*SOURCE PASSAGE:*
########

Re: [PATCH v2 01/12] fs-verity: add a documentation file

From: Darrick J. Wong
Date: Mon Dec 17 2018 - 15:01:25 EST


On Thu, Dec 13, 2018 at 08:48:03PM -0800, Eric Biggers wrote:
> Hi Christoph,
>
> On Thu, Dec 13, 2018 at 12:22:49PM -0800, Christoph Hellwig wrote:
> > On Wed, Dec 12, 2018 at 12:26:10PM -0800, Eric Biggers wrote:
> > > > As this apparently got merged despite no proper reviews from VFS
> > > > level persons:
> > >
> > > fs-verity has been out for review since August, and Cc'ed to all relevant
> > > mailing lists including linux-fsdevel, linux-ext4, linux-f2fs-devel,
> > > linux-fscrypt, linux-integrity, and linux-kernel. There are tests,
> > > documentation (since v2), and a userspace tool. It's also been presented at
> > > multiple conferences, and has been covered by LWN multiple times. If more
> > > people want to review it, then they should do so; there's nothing stopping them.
> >
> > But you did not got a review from someone like Al, Linus, Andrew or me,
> > did you?
>
> Sure, those specific people (modulo you just now) haven't responded to the
> fs-verity patches yet. But again, the patches have been out for review for
> months. Of course, we always prefer more reviews over fewer, and we strongly
> encourage anyone interested to review fs-verity! (The Documentation/ file may
> be a good place to start.) But ultimately we cannot force reviews, and as you
> know kernel reviews can be very hard to come by. Yet, people still need
> fs-verity anyway; it isn't just some toy. And we're committed to maintaining
> it, similar to fscrypt. The ext4 and f2fs maintainers are also satisfied with
> the current approach to storing the verity metadata past EOF; in fact it was
> even originally Ted's idea, I think.
>
> >
> > > Can you elaborate on the actual problems you think the current solution has, and
> > > exactly what solution you'd prefer instead? Keep in mind that (1) for large
> > > files the Merkle tree can be gigabytes long, (2) Linux doesn't have an API for
> > > file streams, and (3) when fs-verity is combined with fscrypt, it's important
> > > that the hashes be encrypted, so as to not leak information about the plaintext.

########

*STATED GOAL A:* In the entries below, type out everything from the line containing "For 27 of the" down to the line containing "Localize each UI", both included, and leave the pictures out.

########

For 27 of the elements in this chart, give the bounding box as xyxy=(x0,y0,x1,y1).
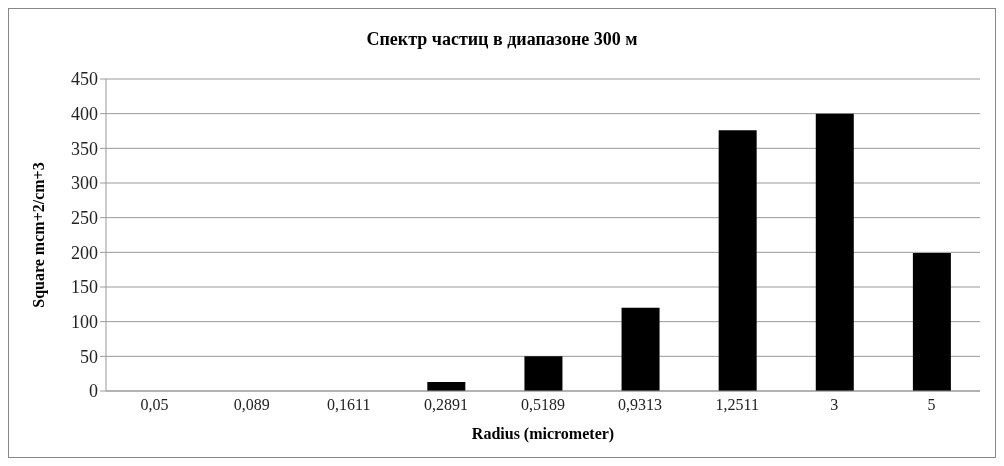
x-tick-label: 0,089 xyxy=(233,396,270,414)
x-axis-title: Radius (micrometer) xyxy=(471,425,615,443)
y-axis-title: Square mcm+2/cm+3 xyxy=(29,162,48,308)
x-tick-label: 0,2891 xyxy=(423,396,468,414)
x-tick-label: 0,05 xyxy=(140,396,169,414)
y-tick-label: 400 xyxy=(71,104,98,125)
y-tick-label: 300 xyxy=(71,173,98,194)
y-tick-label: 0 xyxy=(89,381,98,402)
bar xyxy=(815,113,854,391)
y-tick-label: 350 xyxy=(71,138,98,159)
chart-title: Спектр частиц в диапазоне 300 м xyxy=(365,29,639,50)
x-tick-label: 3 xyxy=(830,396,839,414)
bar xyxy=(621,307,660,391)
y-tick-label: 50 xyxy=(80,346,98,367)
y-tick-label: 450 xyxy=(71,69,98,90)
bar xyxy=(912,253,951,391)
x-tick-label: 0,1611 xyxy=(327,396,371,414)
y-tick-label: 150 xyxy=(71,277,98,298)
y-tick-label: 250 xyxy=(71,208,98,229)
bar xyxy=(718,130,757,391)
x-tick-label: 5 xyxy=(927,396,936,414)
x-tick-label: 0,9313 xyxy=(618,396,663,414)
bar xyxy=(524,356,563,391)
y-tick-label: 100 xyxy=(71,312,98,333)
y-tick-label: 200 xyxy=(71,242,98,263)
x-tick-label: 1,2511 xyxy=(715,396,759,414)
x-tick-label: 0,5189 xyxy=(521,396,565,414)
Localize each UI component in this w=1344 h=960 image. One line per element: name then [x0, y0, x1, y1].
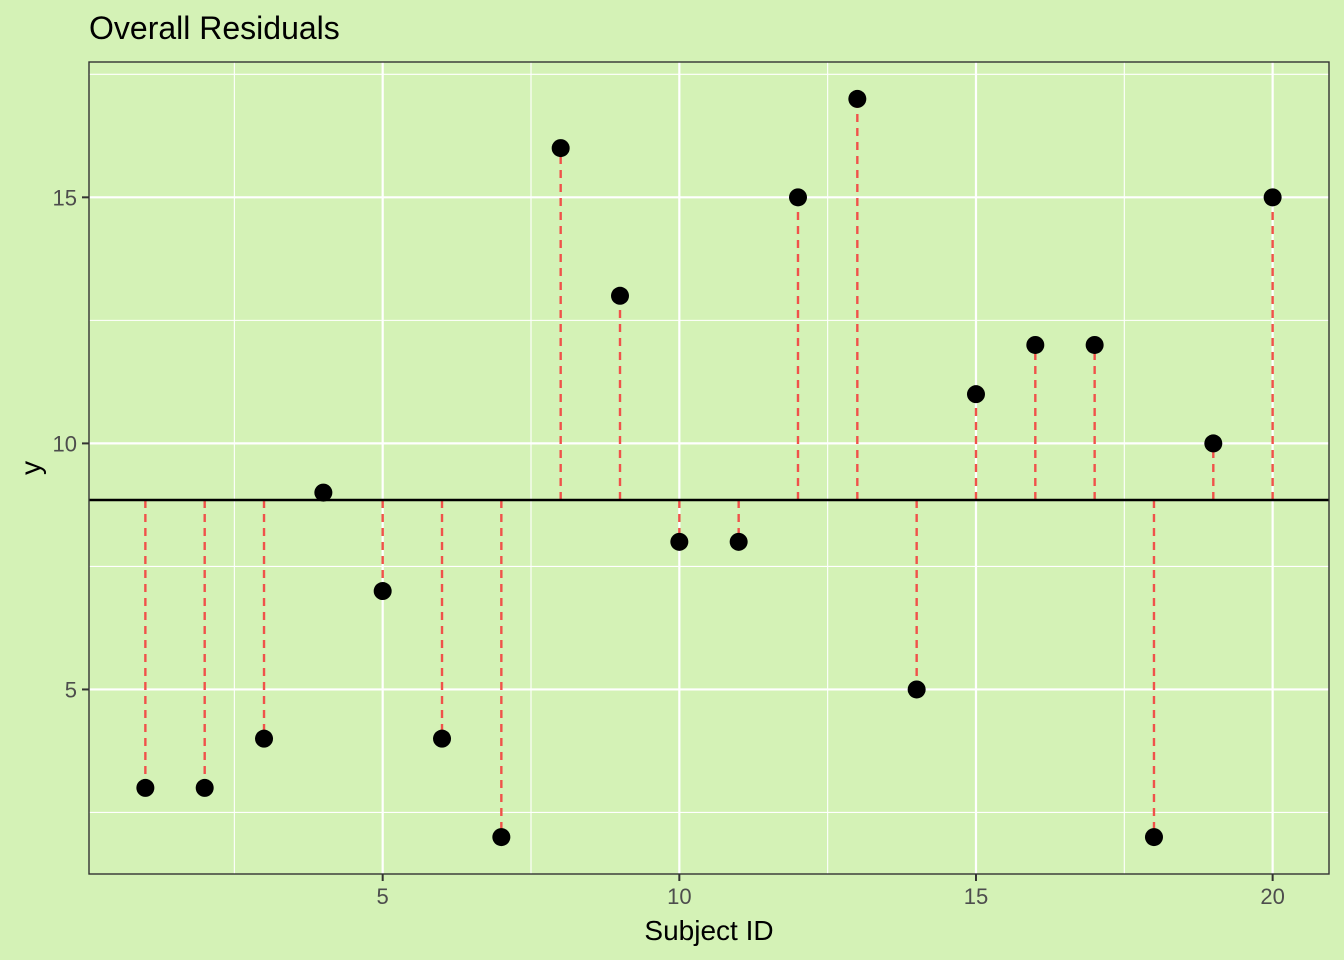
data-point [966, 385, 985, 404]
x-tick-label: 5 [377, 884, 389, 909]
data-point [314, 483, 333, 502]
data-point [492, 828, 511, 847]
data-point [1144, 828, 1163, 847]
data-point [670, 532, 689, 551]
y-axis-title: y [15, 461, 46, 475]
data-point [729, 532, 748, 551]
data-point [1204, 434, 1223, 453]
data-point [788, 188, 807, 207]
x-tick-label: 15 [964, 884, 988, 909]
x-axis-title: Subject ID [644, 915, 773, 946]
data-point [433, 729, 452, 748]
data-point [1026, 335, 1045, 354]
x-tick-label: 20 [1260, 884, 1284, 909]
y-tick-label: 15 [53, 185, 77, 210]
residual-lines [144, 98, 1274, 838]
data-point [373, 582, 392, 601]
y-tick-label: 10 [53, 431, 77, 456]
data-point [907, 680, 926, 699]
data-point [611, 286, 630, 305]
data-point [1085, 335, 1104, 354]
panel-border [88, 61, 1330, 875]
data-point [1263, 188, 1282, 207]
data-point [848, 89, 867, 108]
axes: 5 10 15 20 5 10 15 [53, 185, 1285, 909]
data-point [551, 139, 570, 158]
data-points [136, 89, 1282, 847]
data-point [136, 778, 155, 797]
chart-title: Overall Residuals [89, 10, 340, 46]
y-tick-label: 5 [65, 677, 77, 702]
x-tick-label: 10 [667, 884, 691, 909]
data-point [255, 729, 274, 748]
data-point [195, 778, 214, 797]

########

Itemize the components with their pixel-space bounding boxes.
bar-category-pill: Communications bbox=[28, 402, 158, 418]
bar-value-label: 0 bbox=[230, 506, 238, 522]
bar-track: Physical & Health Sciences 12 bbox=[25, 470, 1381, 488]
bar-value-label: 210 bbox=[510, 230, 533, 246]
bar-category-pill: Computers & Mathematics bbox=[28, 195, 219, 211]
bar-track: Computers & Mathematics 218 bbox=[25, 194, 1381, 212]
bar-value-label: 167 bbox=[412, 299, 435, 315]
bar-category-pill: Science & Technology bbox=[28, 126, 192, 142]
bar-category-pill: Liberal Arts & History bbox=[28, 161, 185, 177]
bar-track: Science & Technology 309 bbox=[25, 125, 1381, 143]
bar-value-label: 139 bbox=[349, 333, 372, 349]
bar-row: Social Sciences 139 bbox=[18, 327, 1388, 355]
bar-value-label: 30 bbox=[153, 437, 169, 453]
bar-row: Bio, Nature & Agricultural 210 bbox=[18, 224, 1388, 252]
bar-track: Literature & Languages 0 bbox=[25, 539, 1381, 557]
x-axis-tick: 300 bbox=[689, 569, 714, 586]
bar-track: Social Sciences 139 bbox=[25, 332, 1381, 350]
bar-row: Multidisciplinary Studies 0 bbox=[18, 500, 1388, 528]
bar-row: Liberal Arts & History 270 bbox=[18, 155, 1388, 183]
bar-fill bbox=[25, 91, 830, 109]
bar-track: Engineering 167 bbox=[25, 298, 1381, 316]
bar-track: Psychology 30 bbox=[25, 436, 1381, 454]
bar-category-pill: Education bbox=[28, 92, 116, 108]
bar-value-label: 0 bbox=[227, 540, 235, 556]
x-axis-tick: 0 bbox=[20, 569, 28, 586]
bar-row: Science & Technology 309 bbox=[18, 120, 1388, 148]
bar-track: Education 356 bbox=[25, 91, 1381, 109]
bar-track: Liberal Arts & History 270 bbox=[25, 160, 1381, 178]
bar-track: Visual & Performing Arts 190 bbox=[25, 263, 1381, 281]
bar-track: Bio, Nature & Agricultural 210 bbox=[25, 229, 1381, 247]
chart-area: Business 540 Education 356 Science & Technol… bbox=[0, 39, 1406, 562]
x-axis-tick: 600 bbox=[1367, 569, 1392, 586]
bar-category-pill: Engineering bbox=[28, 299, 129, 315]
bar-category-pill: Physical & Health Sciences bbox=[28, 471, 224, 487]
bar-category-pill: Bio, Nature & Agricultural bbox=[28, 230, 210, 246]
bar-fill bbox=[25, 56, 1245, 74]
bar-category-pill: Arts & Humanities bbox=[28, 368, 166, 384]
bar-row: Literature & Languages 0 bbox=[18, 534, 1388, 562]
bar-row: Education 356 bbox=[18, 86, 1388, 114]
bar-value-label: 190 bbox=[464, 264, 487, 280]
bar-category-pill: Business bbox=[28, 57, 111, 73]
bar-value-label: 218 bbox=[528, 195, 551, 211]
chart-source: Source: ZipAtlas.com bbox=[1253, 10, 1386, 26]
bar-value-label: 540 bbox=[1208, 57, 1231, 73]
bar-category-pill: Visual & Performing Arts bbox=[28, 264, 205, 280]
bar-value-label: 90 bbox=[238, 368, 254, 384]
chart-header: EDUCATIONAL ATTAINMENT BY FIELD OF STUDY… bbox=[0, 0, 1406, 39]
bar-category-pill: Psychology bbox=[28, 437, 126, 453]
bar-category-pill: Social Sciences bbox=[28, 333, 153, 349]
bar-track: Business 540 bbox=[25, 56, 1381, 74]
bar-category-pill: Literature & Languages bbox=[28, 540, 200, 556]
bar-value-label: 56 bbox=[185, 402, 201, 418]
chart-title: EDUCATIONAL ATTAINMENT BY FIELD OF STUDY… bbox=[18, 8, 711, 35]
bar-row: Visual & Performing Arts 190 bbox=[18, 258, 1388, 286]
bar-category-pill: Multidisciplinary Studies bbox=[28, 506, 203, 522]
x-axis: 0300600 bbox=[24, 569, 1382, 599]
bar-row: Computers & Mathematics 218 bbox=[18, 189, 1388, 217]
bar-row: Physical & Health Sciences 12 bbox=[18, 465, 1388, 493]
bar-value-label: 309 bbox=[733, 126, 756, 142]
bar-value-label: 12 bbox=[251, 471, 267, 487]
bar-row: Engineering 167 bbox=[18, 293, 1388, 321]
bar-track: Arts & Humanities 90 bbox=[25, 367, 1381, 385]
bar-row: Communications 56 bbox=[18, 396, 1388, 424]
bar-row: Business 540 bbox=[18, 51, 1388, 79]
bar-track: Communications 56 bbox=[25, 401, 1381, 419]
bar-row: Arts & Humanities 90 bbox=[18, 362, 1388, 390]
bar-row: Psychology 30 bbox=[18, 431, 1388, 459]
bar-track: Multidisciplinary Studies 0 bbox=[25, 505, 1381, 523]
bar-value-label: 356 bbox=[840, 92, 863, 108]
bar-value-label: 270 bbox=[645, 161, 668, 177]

########

*STATED GOAL B:* Write back the entire fs-verity patch discussion above, word for word.

*REPLY A:*
For 27 of the elements in this chart, give the bounding box as xyxy=(x0,y0,x1,y1).
x-tick-label: 0,089 xyxy=(233,396,270,414)
x-axis-title: Radius (micrometer) xyxy=(471,425,615,443)
y-axis-title: Square mcm+2/cm+3 xyxy=(29,162,48,308)
x-tick-label: 0,2891 xyxy=(423,396,468,414)
x-tick-label: 0,05 xyxy=(140,396,169,414)
y-tick-label: 400 xyxy=(71,104,98,125)
y-tick-label: 300 xyxy=(71,173,98,194)
y-tick-label: 0 xyxy=(89,381,98,402)
bar xyxy=(815,113,854,391)
y-tick-label: 350 xyxy=(71,138,98,159)
chart-title: Спектр частиц в диапазоне 300 м xyxy=(365,29,639,50)
x-tick-label: 3 xyxy=(830,396,839,414)
bar xyxy=(621,307,660,391)
y-tick-label: 50 xyxy=(80,346,98,367)
y-tick-label: 450 xyxy=(71,69,98,90)
bar xyxy=(912,253,951,391)
x-tick-label: 0,1611 xyxy=(327,396,371,414)
y-tick-label: 150 xyxy=(71,277,98,298)
y-tick-label: 250 xyxy=(71,208,98,229)
bar xyxy=(718,130,757,391)
x-tick-label: 5 xyxy=(927,396,936,414)
x-tick-label: 0,9313 xyxy=(618,396,663,414)
bar xyxy=(524,356,563,391)
y-tick-label: 100 xyxy=(71,312,98,333)
y-tick-label: 200 xyxy=(71,242,98,263)
x-tick-label: 1,2511 xyxy=(715,396,759,414)
x-tick-label: 0,5189 xyxy=(521,396,565,414)
Localize each UI component in this w=1344 h=960 image. One line per element: name then [x0, y0, x1, y1].

*REPLY B:*
Re: [PATCH v2 01/12] fs-verity: add a documentation file

From: Darrick J. Wong
Date: Mon Dec 17 2018 - 15:01:25 EST


On Thu, Dec 13, 2018 at 08:48:03PM -0800, Eric Biggers wrote:
> Hi Christoph,
>
> On Thu, Dec 13, 2018 at 12:22:49PM -0800, Christoph Hellwig wrote:
> > On Wed, Dec 12, 2018 at 12:26:10PM -0800, Eric Biggers wrote:
> > > > As this apparently got merged despite no proper reviews from VFS
> > > > level persons:
> > >
> > > fs-verity has been out for review since August, and Cc'ed to all relevant
> > > mailing lists including linux-fsdevel, linux-ext4, linux-f2fs-devel,
> > > linux-fscrypt, linux-integrity, and linux-kernel. There are tests,
> > > documentation (since v2), and a userspace tool. It's also been presented at
> > > multiple conferences, and has been covered by LWN multiple times. If more
> > > people want to review it, then they should do so; there's nothing stopping them.
> >
> > But you did not got a review from someone like Al, Linus, Andrew or me,
> > did you?
>
> Sure, those specific people (modulo you just now) haven't responded to the
> fs-verity patches yet. But again, the patches have been out for review for
> months. Of course, we always prefer more reviews over fewer, and we strongly
> encourage anyone interested to review fs-verity! (The Documentation/ file may
> be a good place to start.) But ultimately we cannot force reviews, and as you
> know kernel reviews can be very hard to come by. Yet, people still need
> fs-verity anyway; it isn't just some toy. And we're committed to maintaining
> it, similar to fscrypt. The ext4 and f2fs maintainers are also satisfied with
> the current approach to storing the verity metadata past EOF; in fact it was
> even originally Ted's idea, I think.
>
> >
> > > Can you elaborate on the actual problems you think the current solution has, and
> > > exactly what solution you'd prefer instead? Keep in mind that (1) for large
> > > files the Merkle tree can be gigabytes long, (2) Linux doesn't have an API for
> > > file streams, and (3) when fs-verity is combined with fscrypt, it's important
> > > that the hashes be encrypted, so as to not leak information about the plaintext.